(Stored records)
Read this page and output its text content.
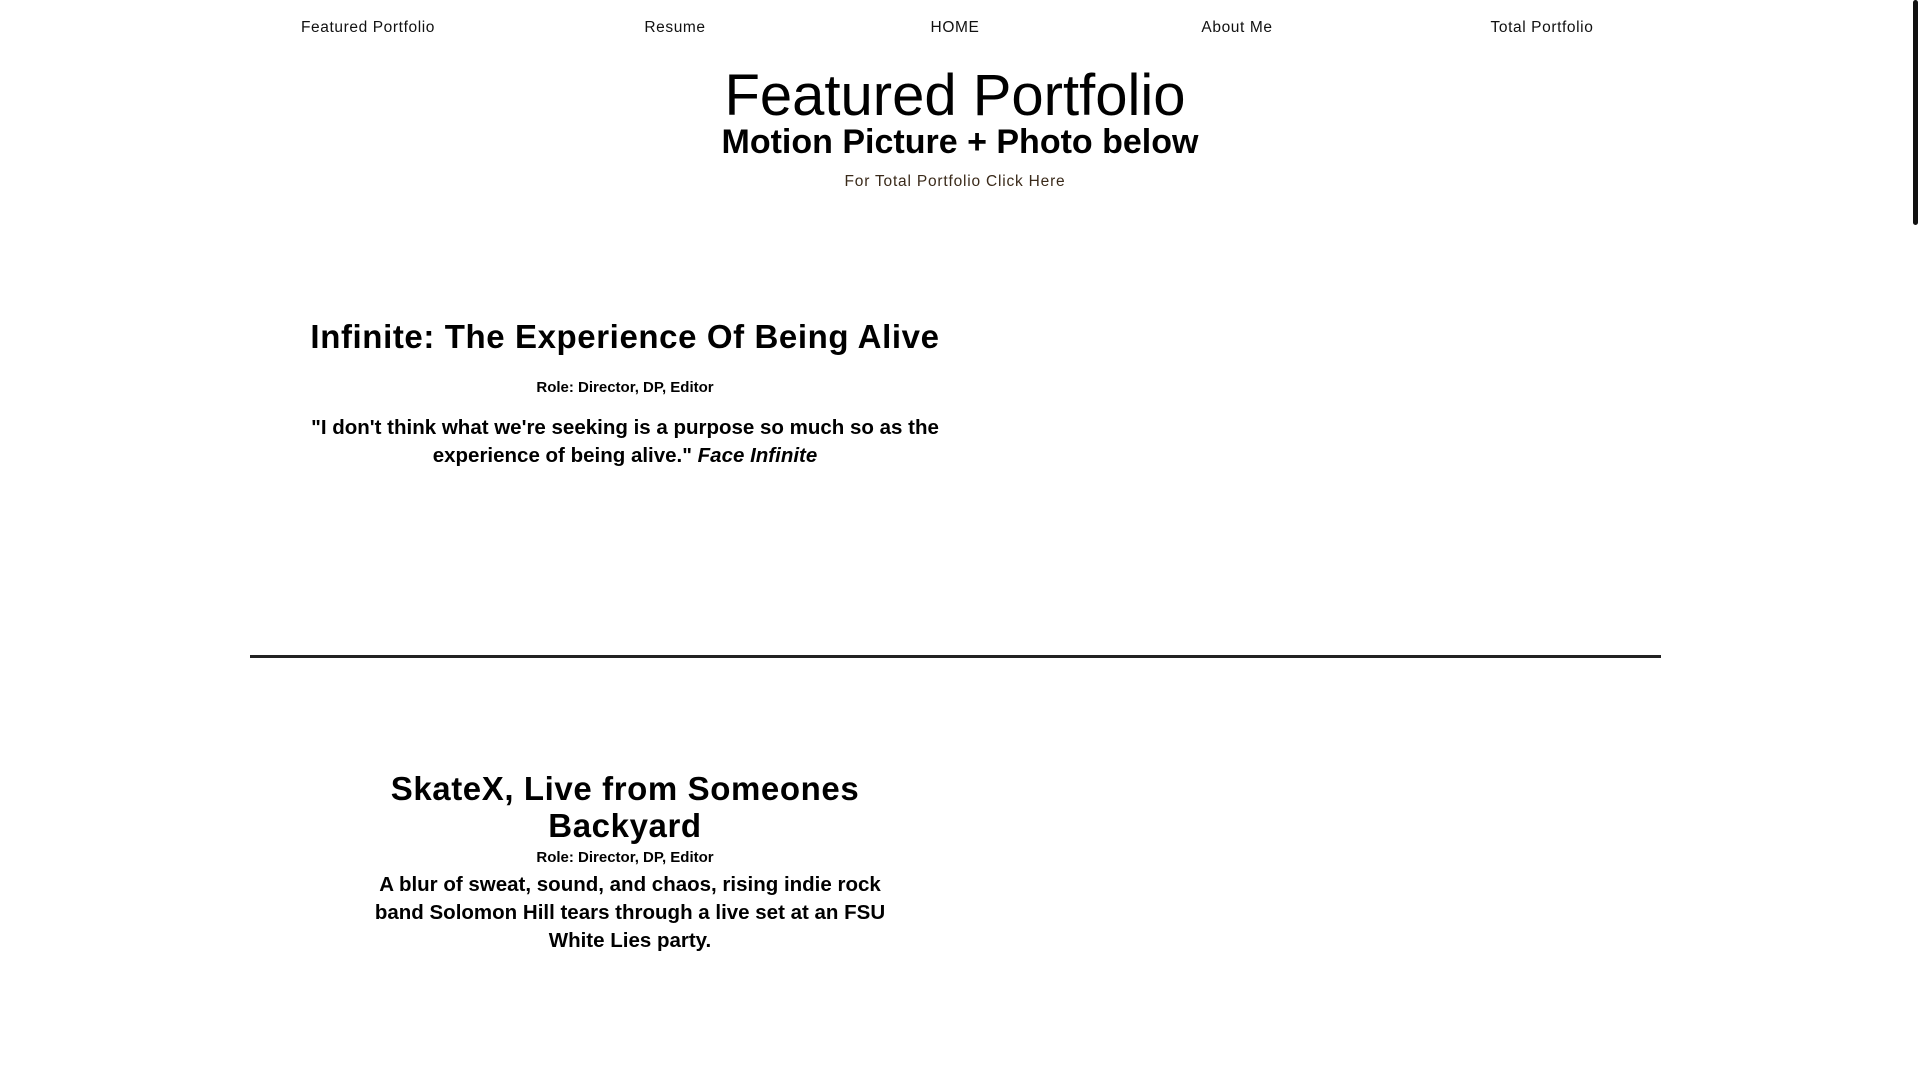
Featured Portfolio	Resume	HOME	About Me	Total Portfolio
Featured Portfolio
Motion Picture + Photo below
For Total Portfolio Click Here
Infinite: The Experience Of Being Alive

Role: Director, DP, Editor

"I don't think what we're seeking is a purpose so much so as the experience of being alive." Face Infinite

SkateX, Live from Someones Backyard

Role: Director, DP, Editor

A blur of sweat, sound, and chaos, rising indie rock band Solomon Hill tears through a live set at an FSU White Lies party.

● What the exercise asks:
Give back every line exactly as it stands, pictures excluded.

● Reply:
Read this page and output its text content.
Featured Portfolio	Resume	HOME	About Me	Total Portfolio
Featured Portfolio
Motion Picture + Photo below
For Total Portfolio Click Here
Infinite: The Experience Of Being Alive

Role: Director, DP, Editor

"I don't think what we're seeking is a purpose so much so as the experience of being alive." Face Infinite

SkateX, Live from Someones Backyard

Role: Director, DP, Editor

A blur of sweat, sound, and chaos, rising indie rock band Solomon Hill tears through a live set at an FSU White Lies party.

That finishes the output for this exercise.